(Exercise task): Copy every line with the string "name" in it.

(Dataset):

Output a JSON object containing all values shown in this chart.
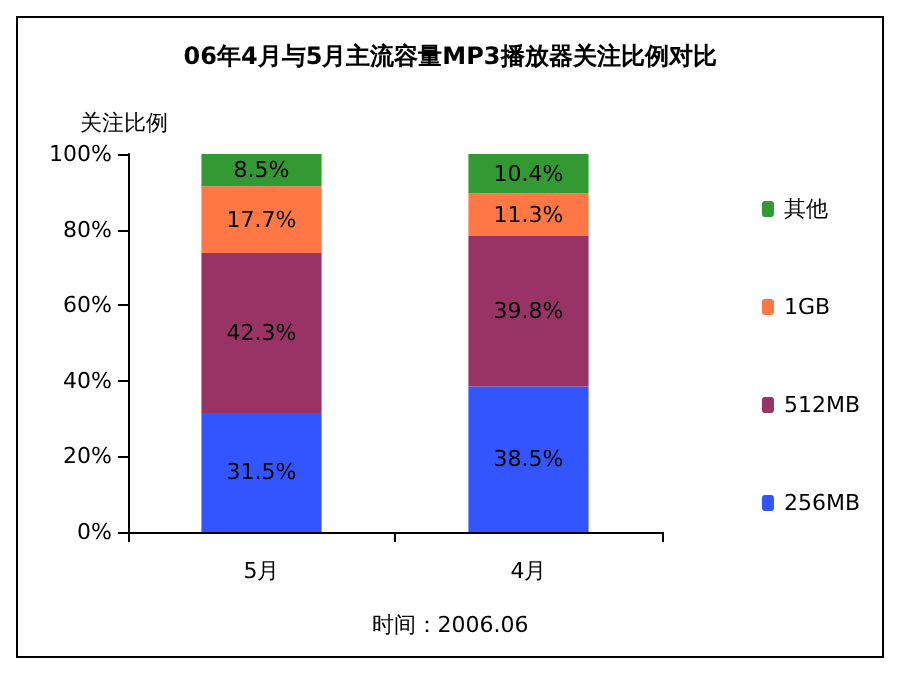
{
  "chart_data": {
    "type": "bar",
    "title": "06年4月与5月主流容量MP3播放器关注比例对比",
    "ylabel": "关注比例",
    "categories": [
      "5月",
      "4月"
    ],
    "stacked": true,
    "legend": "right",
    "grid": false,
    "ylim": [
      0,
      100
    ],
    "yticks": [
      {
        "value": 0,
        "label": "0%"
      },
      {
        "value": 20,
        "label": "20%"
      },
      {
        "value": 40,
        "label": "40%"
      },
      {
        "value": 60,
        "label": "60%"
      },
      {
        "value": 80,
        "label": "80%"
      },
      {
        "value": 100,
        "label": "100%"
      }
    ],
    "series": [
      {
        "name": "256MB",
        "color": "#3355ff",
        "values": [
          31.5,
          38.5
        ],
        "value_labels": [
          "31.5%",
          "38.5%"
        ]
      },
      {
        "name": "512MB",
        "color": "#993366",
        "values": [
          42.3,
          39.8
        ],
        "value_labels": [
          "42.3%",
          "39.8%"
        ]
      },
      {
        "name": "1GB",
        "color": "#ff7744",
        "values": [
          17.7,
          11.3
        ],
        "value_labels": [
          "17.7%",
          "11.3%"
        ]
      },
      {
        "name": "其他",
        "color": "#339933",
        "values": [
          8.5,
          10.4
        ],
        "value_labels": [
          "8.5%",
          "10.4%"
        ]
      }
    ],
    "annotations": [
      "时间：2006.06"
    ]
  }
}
---
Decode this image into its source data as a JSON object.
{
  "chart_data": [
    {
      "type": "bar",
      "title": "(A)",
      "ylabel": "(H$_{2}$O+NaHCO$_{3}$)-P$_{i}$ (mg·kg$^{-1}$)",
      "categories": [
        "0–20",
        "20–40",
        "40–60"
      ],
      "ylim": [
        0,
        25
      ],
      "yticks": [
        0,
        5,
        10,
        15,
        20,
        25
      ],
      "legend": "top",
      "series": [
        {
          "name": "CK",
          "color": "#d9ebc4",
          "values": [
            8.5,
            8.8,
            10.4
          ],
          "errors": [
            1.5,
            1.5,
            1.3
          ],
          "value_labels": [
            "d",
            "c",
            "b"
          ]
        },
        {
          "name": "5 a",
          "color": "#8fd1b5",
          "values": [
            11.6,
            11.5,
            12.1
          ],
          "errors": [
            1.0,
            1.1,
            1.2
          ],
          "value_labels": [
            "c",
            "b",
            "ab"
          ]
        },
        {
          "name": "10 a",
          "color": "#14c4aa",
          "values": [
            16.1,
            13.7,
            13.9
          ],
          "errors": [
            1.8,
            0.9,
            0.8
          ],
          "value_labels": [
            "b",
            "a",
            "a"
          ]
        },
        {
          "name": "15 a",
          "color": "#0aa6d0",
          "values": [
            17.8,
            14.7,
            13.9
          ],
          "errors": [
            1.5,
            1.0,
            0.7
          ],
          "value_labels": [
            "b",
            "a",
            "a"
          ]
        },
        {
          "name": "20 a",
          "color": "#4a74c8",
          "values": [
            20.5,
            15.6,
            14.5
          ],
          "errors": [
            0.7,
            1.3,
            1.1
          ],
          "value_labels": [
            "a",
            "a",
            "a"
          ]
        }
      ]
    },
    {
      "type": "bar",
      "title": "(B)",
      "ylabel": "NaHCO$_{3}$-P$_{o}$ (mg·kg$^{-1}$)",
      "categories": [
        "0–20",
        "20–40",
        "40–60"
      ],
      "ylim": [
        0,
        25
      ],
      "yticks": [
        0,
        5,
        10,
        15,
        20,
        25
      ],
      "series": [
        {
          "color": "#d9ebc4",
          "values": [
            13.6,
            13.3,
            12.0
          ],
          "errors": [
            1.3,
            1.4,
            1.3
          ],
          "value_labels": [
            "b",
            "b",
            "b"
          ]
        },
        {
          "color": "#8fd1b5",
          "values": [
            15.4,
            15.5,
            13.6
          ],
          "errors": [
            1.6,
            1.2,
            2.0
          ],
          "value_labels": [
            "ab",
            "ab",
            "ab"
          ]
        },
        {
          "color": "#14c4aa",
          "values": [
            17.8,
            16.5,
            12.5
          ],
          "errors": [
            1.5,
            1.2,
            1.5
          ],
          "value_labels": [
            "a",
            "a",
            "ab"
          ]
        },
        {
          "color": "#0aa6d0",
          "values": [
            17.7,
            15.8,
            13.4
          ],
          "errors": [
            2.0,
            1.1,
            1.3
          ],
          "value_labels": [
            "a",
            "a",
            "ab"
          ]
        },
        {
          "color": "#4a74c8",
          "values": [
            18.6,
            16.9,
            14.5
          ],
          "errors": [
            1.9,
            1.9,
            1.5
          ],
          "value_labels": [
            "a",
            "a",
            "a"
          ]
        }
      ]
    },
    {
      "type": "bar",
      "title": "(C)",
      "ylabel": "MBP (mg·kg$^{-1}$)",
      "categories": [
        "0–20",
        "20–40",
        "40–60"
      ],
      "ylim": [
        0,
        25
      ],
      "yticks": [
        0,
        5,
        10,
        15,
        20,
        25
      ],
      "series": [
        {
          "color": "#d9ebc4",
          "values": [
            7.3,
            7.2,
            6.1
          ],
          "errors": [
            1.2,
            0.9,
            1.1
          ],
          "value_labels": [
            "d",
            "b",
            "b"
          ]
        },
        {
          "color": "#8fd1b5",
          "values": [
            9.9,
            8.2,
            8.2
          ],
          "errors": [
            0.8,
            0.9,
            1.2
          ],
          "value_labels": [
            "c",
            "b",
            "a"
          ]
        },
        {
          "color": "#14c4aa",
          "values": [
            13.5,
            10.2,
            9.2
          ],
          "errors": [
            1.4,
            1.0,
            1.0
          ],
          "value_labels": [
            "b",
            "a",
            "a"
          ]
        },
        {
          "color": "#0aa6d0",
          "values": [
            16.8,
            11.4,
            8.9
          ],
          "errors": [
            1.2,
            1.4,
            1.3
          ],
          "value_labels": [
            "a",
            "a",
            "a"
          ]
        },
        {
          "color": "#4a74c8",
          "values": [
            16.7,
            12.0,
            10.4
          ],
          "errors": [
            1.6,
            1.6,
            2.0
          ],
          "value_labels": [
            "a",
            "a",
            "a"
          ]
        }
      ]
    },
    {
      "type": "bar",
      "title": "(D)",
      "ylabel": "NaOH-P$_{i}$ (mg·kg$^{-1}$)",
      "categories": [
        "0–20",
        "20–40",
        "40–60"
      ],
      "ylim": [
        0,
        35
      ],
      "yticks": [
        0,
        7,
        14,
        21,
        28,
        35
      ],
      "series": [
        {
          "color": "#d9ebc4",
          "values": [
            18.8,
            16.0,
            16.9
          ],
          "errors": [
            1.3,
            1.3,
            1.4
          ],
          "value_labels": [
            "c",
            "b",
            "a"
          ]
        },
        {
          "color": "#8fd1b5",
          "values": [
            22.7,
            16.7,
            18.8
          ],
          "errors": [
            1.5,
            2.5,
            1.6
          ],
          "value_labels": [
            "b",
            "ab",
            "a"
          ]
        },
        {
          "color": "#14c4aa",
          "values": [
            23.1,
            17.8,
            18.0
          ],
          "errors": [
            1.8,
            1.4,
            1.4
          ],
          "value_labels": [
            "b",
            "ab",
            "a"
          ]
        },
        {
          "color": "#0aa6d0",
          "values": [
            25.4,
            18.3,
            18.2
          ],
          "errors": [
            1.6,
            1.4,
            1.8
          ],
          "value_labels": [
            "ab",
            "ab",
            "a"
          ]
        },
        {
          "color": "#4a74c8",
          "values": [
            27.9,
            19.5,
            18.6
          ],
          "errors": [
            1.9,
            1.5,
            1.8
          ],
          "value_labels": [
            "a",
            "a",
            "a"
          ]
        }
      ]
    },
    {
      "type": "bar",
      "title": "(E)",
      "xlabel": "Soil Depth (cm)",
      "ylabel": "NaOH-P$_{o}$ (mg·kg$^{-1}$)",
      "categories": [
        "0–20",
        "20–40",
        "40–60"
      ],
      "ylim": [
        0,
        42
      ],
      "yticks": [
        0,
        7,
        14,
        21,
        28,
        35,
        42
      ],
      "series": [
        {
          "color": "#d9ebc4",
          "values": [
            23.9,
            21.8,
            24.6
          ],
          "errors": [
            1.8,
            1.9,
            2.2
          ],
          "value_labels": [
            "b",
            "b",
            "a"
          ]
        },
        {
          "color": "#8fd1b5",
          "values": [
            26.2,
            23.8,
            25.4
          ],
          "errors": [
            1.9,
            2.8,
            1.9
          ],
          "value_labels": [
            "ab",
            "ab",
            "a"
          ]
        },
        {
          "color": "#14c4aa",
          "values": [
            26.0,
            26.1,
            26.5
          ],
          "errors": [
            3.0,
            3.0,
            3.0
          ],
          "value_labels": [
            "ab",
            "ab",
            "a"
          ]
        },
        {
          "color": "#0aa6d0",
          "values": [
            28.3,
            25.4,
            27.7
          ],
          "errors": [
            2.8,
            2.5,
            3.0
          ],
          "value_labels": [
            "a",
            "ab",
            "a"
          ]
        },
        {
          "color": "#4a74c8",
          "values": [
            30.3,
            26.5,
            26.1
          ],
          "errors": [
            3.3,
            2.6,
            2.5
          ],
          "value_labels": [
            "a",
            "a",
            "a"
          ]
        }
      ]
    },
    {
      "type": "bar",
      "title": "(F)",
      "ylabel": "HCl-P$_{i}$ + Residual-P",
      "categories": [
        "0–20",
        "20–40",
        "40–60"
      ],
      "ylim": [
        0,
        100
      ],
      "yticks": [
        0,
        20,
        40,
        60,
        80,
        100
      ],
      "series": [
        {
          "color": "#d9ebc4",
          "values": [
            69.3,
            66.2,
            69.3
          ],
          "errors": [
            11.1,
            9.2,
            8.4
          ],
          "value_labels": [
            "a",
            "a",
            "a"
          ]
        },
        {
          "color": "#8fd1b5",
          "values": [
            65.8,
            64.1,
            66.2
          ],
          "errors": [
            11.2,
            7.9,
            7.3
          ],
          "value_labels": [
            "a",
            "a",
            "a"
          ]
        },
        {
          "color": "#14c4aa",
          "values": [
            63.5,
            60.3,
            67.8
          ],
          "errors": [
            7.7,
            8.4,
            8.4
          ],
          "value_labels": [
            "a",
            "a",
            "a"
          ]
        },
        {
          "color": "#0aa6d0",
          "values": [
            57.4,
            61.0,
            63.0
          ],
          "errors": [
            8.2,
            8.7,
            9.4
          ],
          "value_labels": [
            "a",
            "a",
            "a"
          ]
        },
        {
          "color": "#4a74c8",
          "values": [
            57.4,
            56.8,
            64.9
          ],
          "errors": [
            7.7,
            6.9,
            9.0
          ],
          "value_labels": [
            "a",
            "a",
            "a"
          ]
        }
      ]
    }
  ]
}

(Solution):
        "name": "256MB",
        "name": "512MB",
        "name": "1GB",
        "name": "其他",
          "name": "CK",
          "name": "5 a",
          "name": "10 a",
          "name": "15 a",
          "name": "20 a",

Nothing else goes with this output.